** Start of Passage given **
Day 106 - Dubrovnik - Mostar, Bosnia and Herzegovina

Monday, October 15, 2018.

We did it! We got up with enough time to even take a shower and have coffee! What a difference it makes to get up early. We left the apartment at 7:00am, rolling our bags down the stairs. Halfway down, a door opened and a woman stopped us and told us to be quiet because her guest was sleeping. Gregory ignored her and I should have too, but instead, I wanted to apply my positive psychology and make her understand that we weren't trying to make noise but I just couldn’t carry my heavy suitcase. Next place, I’m definitely leaving more clothes. I did not succeed in instilling empathy with the woman even after I told her, "smile, God loves you!" I can’t believe I said that and, worse, I got way behind my family.

Gregory came to check on me, and finally, I made it to the bottom! We walked to the Pile gate. Gregory declined two overpriced taxis (good thing he knew the prices) and requested an Uber to the bus station.

At the bus station, Gregory went to the ticket window and ordered 4 tickets to Mostar, only to find the tickets were sold out! I wanted to cry. What were we going to do? I started to think fast and went to the information window to see if there was another way to go, mostly because the next bus to Mostar wasn't until 4:00 in the afternoon. Gregory calmly told me to wait, that they would probably have space on the bus and we could buy a ticket directly from the driver. I don’t know how he does it, but I love him for always being calm!

I went to ask which one was the bus to Mostar, that’s my quality and my strength because Gregory does not like to ask. I found the bus (which was clearly marked Airport Bus), asked the driver if he had four spaces and he only said, "Four? Oof we'll see!" I waited among other groups of hopeful passnegers and worried. If he was sold out and there were 3 girls in front of us, how would he have rooom for us, too?

It turned out that there were enough seats after all. A small miracle! Gregory ran to get cash to pay for the tickets while I waited at the door of the bus, still anxious! I hope that by the end of this trip, I will be able to travel better and more relaxed.

The bus ride was very pleasant, even if we all sat in separately. The only road was a 2-lane coastal road that was very scenic but curvy and slow. At one point, we crossed into Bosnia and then, a few minutes later, back into Croatia because there is a small section of coastline that Bosnia controls, and there's only that one road through it!

The view was amazing, mountains, green landscape and blue water! We made it to the Bosnian border, which took several minutes to get through. First, they collected all our passports -- everyone on the bus -- and took them away for processing. After about 15 minutes, they brought the passports back to the bus driver's assistant, who held onto them until we had passed through customs, which was another 15 minute stop up the road.
** End of Passage given **
## Tasks to perform
1. Reproduce the Dubrovnik-to-Mostar travel entry verbatim, everything from "It turned out" down to "and more relaxed.".
2. In the Dubrovnik-to-Mostar travel entry, what label was clearly marked on the bus to Mostar?
** Start of Provided material **
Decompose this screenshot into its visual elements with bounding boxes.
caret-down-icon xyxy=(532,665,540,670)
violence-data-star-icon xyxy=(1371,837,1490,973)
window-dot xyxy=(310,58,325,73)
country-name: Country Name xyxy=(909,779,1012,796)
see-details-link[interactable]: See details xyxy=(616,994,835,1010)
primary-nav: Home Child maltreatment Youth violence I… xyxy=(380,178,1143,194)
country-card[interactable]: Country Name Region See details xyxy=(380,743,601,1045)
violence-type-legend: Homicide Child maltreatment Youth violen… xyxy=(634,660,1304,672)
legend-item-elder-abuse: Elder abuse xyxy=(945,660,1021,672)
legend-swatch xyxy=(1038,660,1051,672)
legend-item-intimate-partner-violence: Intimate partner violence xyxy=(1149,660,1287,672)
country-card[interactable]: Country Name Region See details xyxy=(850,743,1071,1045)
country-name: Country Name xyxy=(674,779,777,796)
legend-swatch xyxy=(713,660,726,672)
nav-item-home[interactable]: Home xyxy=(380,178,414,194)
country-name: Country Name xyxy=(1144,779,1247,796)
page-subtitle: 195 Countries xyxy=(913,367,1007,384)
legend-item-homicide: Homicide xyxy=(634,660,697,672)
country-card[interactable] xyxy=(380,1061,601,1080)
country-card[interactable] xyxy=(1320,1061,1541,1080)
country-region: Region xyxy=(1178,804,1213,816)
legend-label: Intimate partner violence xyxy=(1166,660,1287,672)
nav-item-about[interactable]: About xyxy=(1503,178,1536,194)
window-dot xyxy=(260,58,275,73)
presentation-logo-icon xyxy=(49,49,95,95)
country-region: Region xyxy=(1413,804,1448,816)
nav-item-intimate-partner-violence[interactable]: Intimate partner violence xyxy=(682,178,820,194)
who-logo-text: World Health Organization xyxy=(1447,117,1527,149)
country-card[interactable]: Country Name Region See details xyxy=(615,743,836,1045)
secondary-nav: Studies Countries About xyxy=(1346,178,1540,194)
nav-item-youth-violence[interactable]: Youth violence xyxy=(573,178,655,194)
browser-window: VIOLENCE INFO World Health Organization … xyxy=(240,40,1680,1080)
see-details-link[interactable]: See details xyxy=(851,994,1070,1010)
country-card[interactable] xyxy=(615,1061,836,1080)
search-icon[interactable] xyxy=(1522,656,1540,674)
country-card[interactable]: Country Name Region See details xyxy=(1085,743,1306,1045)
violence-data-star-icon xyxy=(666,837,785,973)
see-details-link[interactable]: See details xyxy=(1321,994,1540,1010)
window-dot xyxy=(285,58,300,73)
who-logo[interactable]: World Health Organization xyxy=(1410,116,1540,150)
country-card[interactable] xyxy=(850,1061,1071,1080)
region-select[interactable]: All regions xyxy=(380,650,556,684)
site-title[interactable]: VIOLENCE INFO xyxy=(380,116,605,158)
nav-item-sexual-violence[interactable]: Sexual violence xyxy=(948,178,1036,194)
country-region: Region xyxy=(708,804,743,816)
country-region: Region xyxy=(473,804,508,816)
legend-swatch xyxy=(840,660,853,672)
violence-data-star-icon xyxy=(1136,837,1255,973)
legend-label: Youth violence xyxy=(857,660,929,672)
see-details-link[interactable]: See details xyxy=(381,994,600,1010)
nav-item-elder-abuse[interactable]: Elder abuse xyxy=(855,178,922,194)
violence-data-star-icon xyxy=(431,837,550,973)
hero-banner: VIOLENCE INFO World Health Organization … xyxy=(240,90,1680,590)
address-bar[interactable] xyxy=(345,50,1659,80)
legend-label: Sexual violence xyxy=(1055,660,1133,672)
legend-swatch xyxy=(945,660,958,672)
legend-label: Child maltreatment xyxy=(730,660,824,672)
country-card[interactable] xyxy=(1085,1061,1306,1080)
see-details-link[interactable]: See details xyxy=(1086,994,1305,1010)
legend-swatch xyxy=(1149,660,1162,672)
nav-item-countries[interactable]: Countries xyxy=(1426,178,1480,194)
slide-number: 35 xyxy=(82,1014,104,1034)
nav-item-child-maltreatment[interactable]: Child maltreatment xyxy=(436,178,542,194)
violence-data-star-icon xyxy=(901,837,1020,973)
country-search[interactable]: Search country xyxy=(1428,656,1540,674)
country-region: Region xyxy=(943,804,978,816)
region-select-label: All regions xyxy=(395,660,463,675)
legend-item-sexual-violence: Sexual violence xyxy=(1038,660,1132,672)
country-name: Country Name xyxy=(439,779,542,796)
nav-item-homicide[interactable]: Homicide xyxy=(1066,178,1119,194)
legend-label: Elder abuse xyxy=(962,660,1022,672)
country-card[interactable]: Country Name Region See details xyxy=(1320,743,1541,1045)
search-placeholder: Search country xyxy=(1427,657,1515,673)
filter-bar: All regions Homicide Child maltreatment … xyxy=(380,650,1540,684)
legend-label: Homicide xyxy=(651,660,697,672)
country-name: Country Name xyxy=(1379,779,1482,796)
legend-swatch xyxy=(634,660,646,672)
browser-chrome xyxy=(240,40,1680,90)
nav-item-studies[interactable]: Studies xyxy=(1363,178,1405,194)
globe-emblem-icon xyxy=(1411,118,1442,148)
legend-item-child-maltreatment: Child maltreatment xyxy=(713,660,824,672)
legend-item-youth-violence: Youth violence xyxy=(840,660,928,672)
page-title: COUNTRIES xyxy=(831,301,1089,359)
** End of Provided material **
## Solutions by task
1.
It turned out that there were enough seats after all. A small miracle! Gregory ran to get cash to pay for the tickets while I waited at the door of the bus, still anxious! I hope that by the end of this trip, I will be able to travel better and more relaxed.

2. Airport Bus